Exercise instructions
Note each line where "title" appears, and copy it.

--- Start of Task inputs ---

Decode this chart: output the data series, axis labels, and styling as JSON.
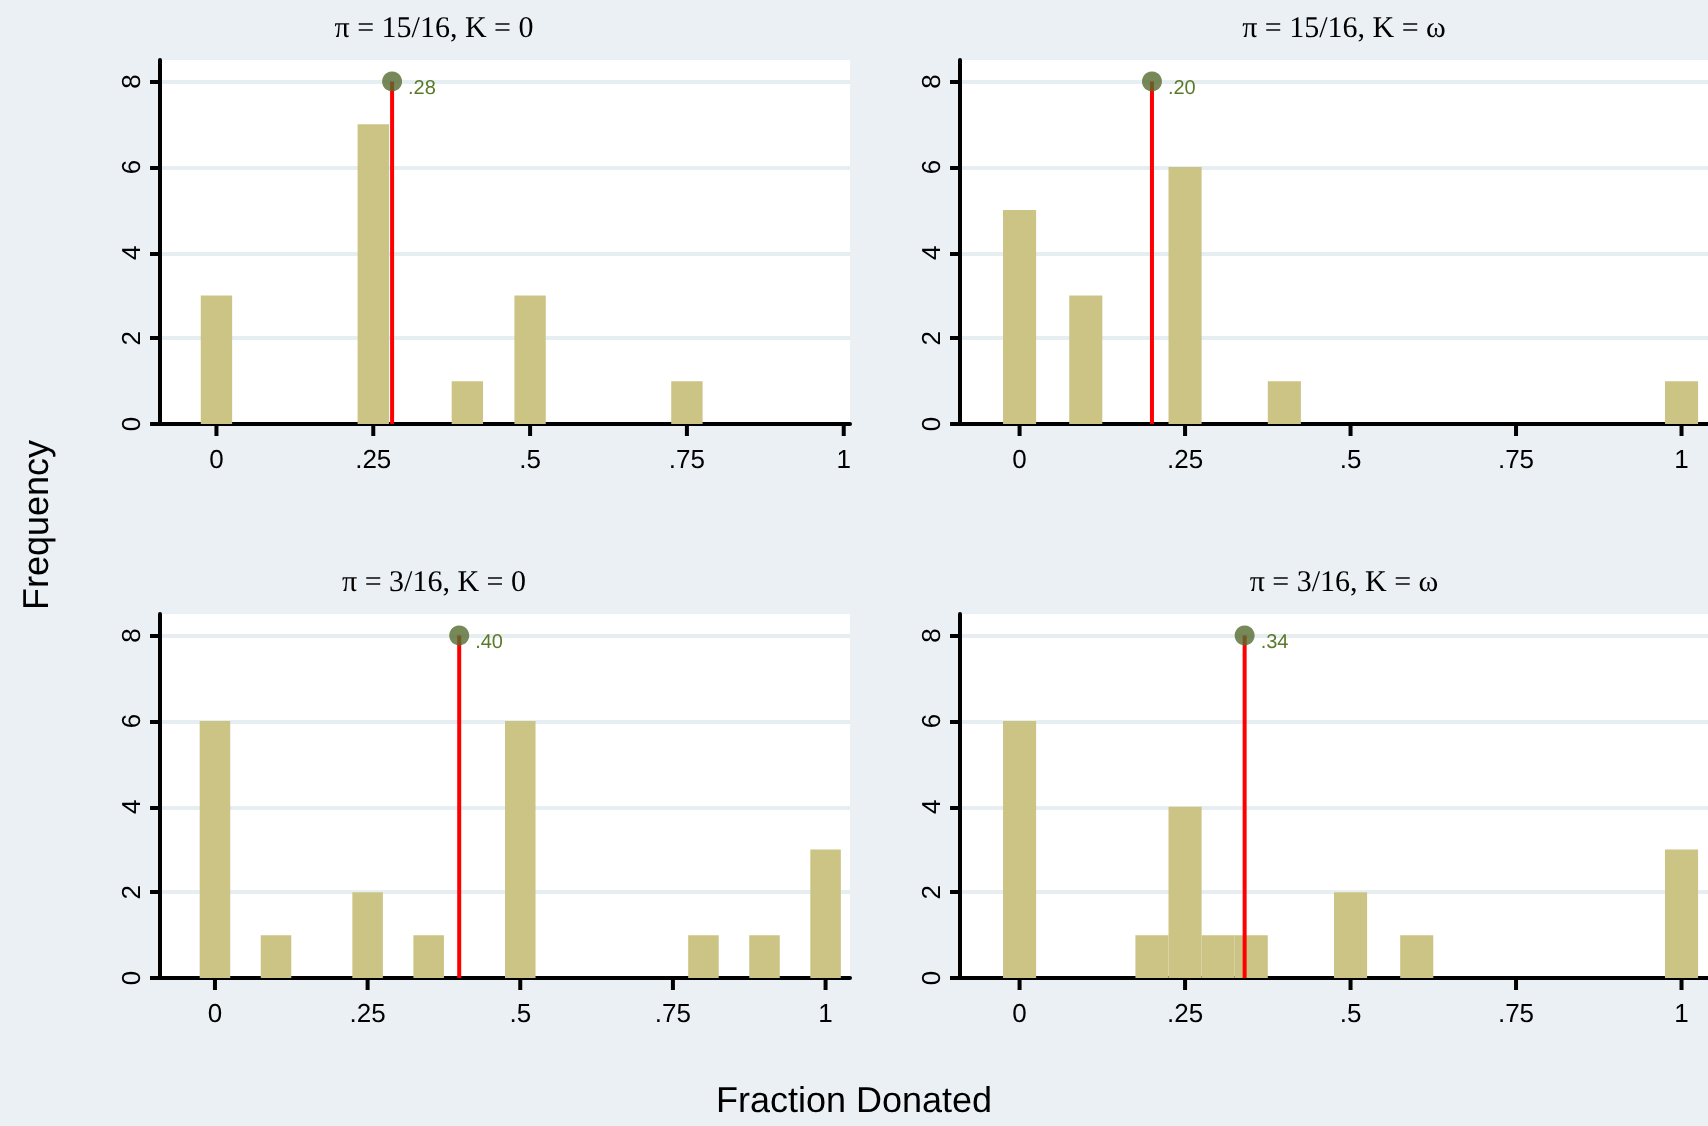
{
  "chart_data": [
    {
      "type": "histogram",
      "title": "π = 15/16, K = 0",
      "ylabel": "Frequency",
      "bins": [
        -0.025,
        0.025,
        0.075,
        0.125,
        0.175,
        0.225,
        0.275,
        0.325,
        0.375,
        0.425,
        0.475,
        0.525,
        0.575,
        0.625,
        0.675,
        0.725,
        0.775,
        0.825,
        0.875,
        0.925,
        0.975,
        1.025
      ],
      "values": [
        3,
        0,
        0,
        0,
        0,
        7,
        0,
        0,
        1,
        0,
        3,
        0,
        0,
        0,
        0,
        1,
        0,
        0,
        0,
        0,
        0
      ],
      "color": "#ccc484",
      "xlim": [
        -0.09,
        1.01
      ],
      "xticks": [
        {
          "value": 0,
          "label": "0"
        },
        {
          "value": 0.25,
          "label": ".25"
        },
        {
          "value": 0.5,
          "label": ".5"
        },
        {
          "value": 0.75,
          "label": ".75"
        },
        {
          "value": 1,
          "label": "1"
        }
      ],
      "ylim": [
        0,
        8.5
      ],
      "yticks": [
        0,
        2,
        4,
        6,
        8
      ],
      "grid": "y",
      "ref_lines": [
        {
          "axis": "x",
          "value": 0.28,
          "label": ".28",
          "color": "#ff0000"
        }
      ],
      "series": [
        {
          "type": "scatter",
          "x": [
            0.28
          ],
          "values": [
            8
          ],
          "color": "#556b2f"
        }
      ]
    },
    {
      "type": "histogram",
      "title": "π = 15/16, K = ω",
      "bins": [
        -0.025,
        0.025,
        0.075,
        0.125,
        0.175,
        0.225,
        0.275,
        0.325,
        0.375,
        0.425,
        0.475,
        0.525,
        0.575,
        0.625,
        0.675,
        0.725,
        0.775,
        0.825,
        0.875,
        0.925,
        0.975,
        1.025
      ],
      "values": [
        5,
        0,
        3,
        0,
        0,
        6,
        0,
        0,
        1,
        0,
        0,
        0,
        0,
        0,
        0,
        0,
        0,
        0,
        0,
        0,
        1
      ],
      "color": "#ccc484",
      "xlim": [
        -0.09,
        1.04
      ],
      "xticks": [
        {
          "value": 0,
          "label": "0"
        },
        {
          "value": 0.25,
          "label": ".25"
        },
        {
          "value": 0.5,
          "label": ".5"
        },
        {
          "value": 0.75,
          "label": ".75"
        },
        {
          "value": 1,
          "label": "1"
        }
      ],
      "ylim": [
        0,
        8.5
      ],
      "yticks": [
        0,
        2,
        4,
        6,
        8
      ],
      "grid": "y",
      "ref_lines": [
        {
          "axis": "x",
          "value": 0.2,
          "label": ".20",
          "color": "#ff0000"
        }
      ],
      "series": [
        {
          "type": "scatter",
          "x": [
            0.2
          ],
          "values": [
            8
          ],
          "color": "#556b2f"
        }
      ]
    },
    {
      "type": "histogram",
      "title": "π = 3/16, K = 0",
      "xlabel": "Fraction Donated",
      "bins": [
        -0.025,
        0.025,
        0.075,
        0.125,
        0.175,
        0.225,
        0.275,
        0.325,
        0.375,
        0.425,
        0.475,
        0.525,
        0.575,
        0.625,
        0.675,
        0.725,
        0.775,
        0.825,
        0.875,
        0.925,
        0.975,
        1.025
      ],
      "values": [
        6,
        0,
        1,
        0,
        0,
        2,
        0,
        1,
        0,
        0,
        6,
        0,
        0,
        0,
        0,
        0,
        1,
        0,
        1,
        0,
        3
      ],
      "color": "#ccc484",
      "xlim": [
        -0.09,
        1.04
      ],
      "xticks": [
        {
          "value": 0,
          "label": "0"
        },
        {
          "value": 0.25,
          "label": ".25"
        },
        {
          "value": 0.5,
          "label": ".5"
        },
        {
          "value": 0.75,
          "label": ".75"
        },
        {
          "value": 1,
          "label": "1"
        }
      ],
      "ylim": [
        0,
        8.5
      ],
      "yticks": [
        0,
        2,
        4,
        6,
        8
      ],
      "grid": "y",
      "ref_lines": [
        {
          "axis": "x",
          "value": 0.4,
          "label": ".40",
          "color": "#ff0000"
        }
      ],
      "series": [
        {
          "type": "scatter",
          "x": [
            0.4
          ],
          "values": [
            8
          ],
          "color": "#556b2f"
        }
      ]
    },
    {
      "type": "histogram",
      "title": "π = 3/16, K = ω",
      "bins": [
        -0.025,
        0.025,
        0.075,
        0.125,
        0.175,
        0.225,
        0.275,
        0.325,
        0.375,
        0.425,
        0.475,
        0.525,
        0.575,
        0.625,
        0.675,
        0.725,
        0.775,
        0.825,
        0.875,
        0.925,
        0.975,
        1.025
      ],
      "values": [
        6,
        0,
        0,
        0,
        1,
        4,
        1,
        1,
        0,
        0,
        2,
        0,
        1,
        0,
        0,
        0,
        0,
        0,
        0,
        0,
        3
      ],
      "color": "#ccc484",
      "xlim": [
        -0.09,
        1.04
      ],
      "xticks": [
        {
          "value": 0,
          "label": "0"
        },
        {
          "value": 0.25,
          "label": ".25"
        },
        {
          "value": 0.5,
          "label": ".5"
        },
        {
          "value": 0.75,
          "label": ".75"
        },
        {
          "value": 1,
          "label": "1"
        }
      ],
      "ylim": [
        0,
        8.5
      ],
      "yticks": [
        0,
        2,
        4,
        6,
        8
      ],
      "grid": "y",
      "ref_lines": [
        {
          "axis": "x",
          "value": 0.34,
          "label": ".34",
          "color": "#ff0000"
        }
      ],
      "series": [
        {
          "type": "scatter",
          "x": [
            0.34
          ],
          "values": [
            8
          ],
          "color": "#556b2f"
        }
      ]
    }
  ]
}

--- End of Task inputs ---

Reply to the exercise
      "title": "π = 15/16, K = 0",
      "title": "π = 15/16, K = ω",
      "title": "π = 3/16, K = 0",
      "title": "π = 3/16, K = ω",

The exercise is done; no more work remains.